— Start of MATERIAL SHOWN —

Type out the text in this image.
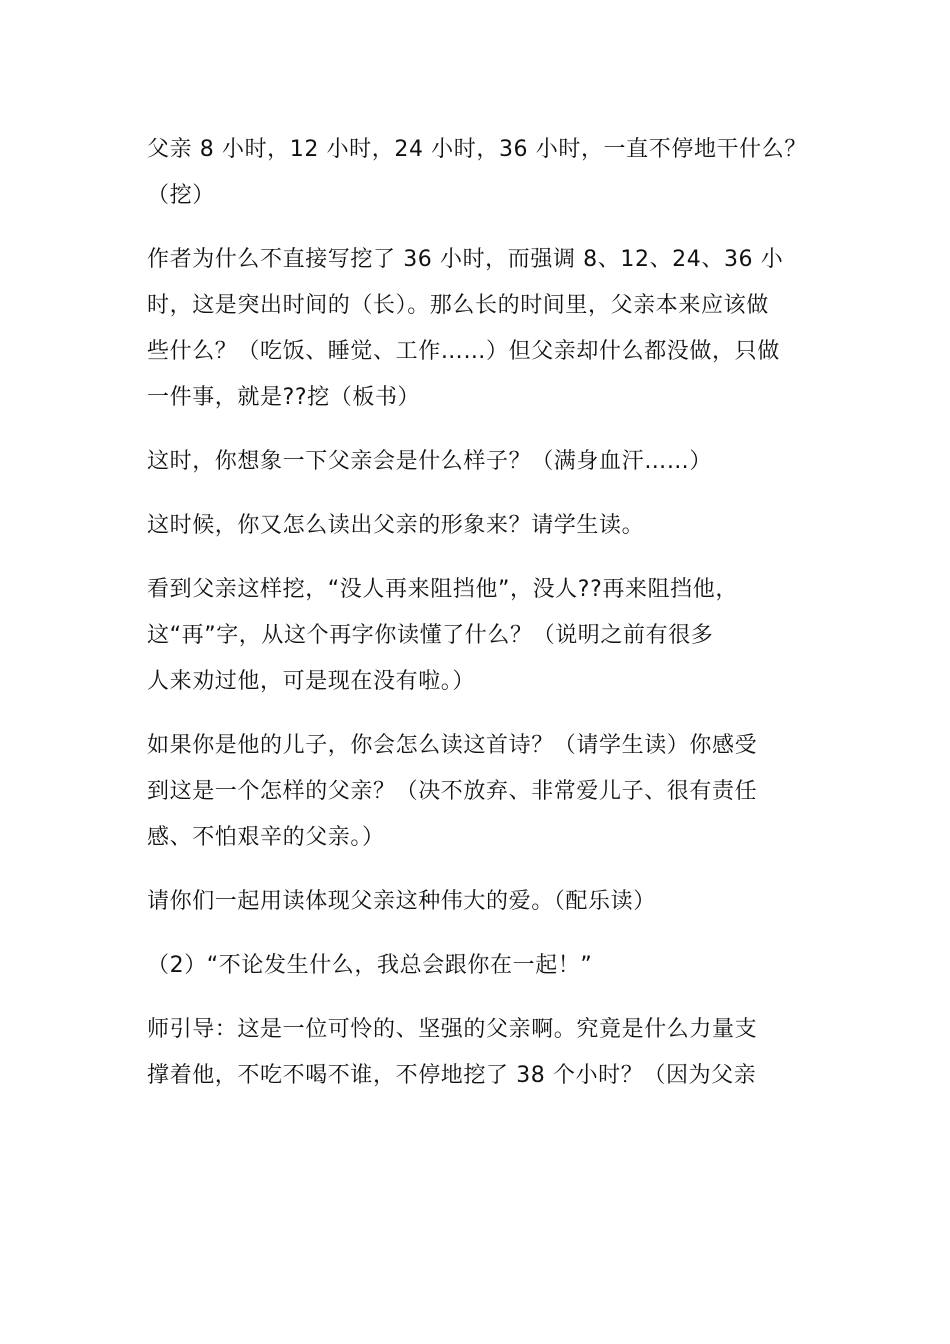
父亲 8 小时，12 小时，24 小时，36 小时，一直不停地干什么？
（挖）

作者为什么不直接写挖了 36 小时，而强调 8、12、24、36 小
时，这是突出时间的（长）。那么长的时间里，父亲本来应该做
些什么？（吃饭、睡觉、工作……）但父亲却什么都没做，只做
一件事，就是??挖（板书）

这时，你想象一下父亲会是什么样子？（满身血汗……）

这时候，你又怎么读出父亲的形象来？请学生读。

看到父亲这样挖，“没人再来阻挡他”，没人??再来阻挡他，
这“再”字，从这个再字你读懂了什么？（说明之前有很多
人来劝过他，可是现在没有啦。）

如果你是他的儿子，你会怎么读这首诗？（请学生读）你感受
到这是一个怎样的父亲？（决不放弃、非常爱儿子、很有责任
感、不怕艰辛的父亲。）

请你们一起用读体现父亲这种伟大的爱。（配乐读）

（2）“不论发生什么，我总会跟你在一起！”

师引导：这是一位可怜的、坚强的父亲啊。究竟是什么力量支
撑着他，不吃不喝不谁，不停地挖了 38 个小时？（因为父亲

— End of MATERIAL SHOWN —

**CHALLENGE**.
Quote the entries in full. Any image among them is to be omitted from the copy.

**SOLUTION FOR THIS PROBLEM**.
Type out the text in this image.
父亲 8 小时，12 小时，24 小时，36 小时，一直不停地干什么？
（挖）

作者为什么不直接写挖了 36 小时，而强调 8、12、24、36 小
时，这是突出时间的（长）。那么长的时间里，父亲本来应该做
些什么？（吃饭、睡觉、工作……）但父亲却什么都没做，只做
一件事，就是??挖（板书）

这时，你想象一下父亲会是什么样子？（满身血汗……）

这时候，你又怎么读出父亲的形象来？请学生读。

看到父亲这样挖，“没人再来阻挡他”，没人??再来阻挡他，
这“再”字，从这个再字你读懂了什么？（说明之前有很多
人来劝过他，可是现在没有啦。）

如果你是他的儿子，你会怎么读这首诗？（请学生读）你感受
到这是一个怎样的父亲？（决不放弃、非常爱儿子、很有责任
感、不怕艰辛的父亲。）

请你们一起用读体现父亲这种伟大的爱。（配乐读）

（2）“不论发生什么，我总会跟你在一起！”

师引导：这是一位可怜的、坚强的父亲啊。究竟是什么力量支
撑着他，不吃不喝不谁，不停地挖了 38 个小时？（因为父亲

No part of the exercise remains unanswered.